• Instruction: Repeat the full listing below verbatim and keep the images out.

• Data lines:
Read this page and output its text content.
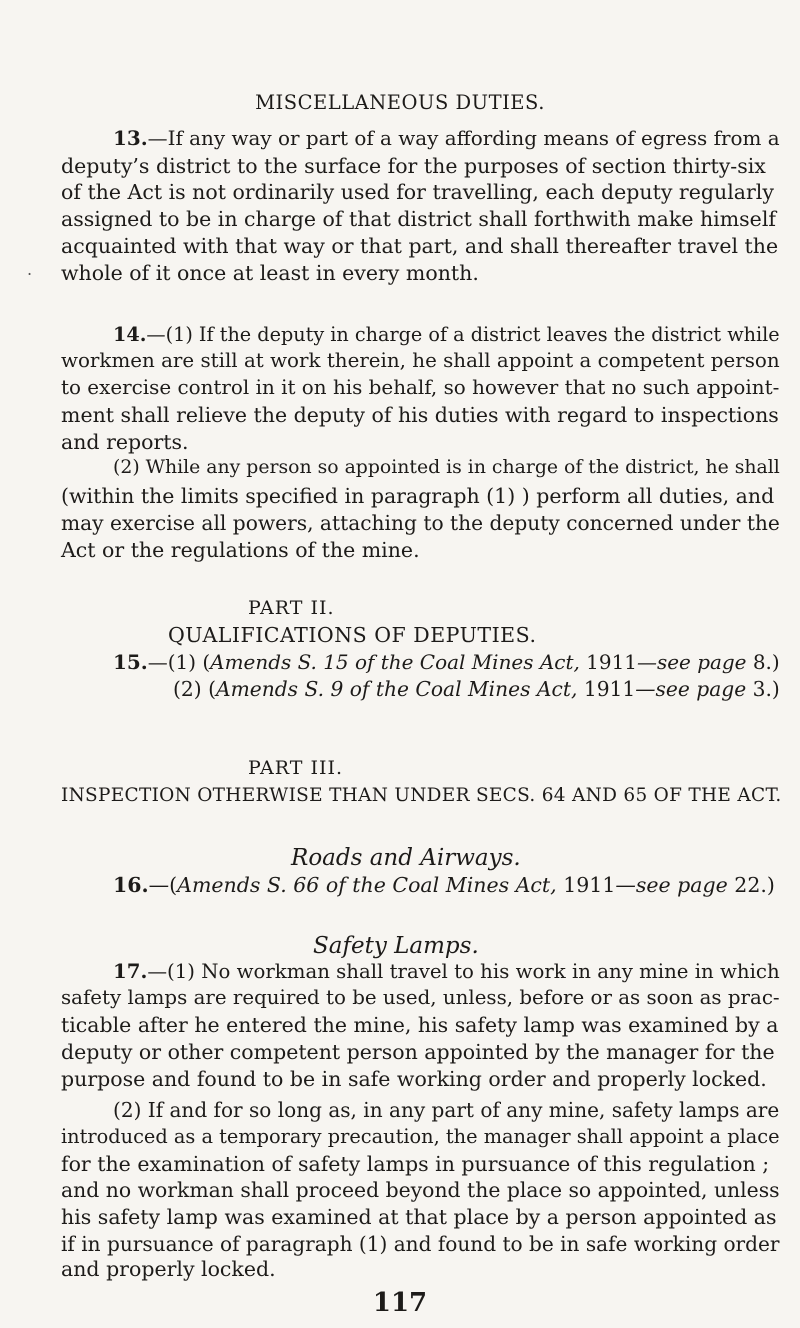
MISCELLANEOUS DUTIES.
13.—If any way or part of a way affording means of egress from a
deputy’s district to the surface for the purposes of section thirty-six
of the Act is not ordinarily used for travelling, each deputy regularly
assigned to be in charge of that district shall forthwith make himself
acquainted with that way or that part, and shall thereafter travel the
. whole of it once at least in every month.
14.—(1) If the deputy in charge of a district leaves the district while
workmen are still at work therein, he shall appoint a competent person
to exercise control in it on his behalf, so however that no such appoint-
ment shall relieve the deputy of his duties with regard to inspections
and reports.
(2) While any person so appointed is in charge of the district, he shall
(within the limits specified in paragraph (1) ) perform all duties, and
may exercise all powers, attaching to the deputy concerned under the
Act or the regulations of the mine.
PART II.
QUALIFICATIONS OF DEPUTIES.
15.—(1) (Amends S. 15 of the Coal Mines Act, 1911—see page 8.)
(2) (Amends S. 9 of the Coal Mines Act, 1911—see page 3.)
PART III.
INSPECTION OTHERWISE THAN UNDER SECS. 64 AND 65 OF THE ACT.
Roads and Airways.
16.—(Amends S. 66 of the Coal Mines Act, 1911—see page 22.)
Safety Lamps.
17.—(1) No workman shall travel to his work in any mine in which
safety lamps are required to be used, unless, before or as soon as prac-
ticable after he entered the mine, his safety lamp was examined by a
deputy or other competent person appointed by the manager for the
purpose and found to be in safe working order and properly locked.
(2) If and for so long as, in any part of any mine, safety lamps are
introduced as a temporary precaution, the manager shall appoint a place
for the examination of safety lamps in pursuance of this regulation ;
and no workman shall proceed beyond the place so appointed, unless
his safety lamp was examined at that place by a person appointed as
if in pursuance of paragraph (1) and found to be in safe working order
and properly locked.
117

• Solution for this task:
Read this page and output its text content.
MISCELLANEOUS DUTIES.
13.—If any way or part of a way affording means of egress from a
deputy’s district to the surface for the purposes of section thirty-six
of the Act is not ordinarily used for travelling, each deputy regularly
assigned to be in charge of that district shall forthwith make himself
acquainted with that way or that part, and shall thereafter travel the
. whole of it once at least in every month.
14.—(1) If the deputy in charge of a district leaves the district while
workmen are still at work therein, he shall appoint a competent person
to exercise control in it on his behalf, so however that no such appoint-
ment shall relieve the deputy of his duties with regard to inspections
and reports.
(2) While any person so appointed is in charge of the district, he shall
(within the limits specified in paragraph (1) ) perform all duties, and
may exercise all powers, attaching to the deputy concerned under the
Act or the regulations of the mine.
PART II.
QUALIFICATIONS OF DEPUTIES.
15.—(1) (Amends S. 15 of the Coal Mines Act, 1911—see page 8.)
(2) (Amends S. 9 of the Coal Mines Act, 1911—see page 3.)
PART III.
INSPECTION OTHERWISE THAN UNDER SECS. 64 AND 65 OF THE ACT.
Roads and Airways.
16.—(Amends S. 66 of the Coal Mines Act, 1911—see page 22.)
Safety Lamps.
17.—(1) No workman shall travel to his work in any mine in which
safety lamps are required to be used, unless, before or as soon as prac-
ticable after he entered the mine, his safety lamp was examined by a
deputy or other competent person appointed by the manager for the
purpose and found to be in safe working order and properly locked.
(2) If and for so long as, in any part of any mine, safety lamps are
introduced as a temporary precaution, the manager shall appoint a place
for the examination of safety lamps in pursuance of this regulation ;
and no workman shall proceed beyond the place so appointed, unless
his safety lamp was examined at that place by a person appointed as
if in pursuance of paragraph (1) and found to be in safe working order
and properly locked.
117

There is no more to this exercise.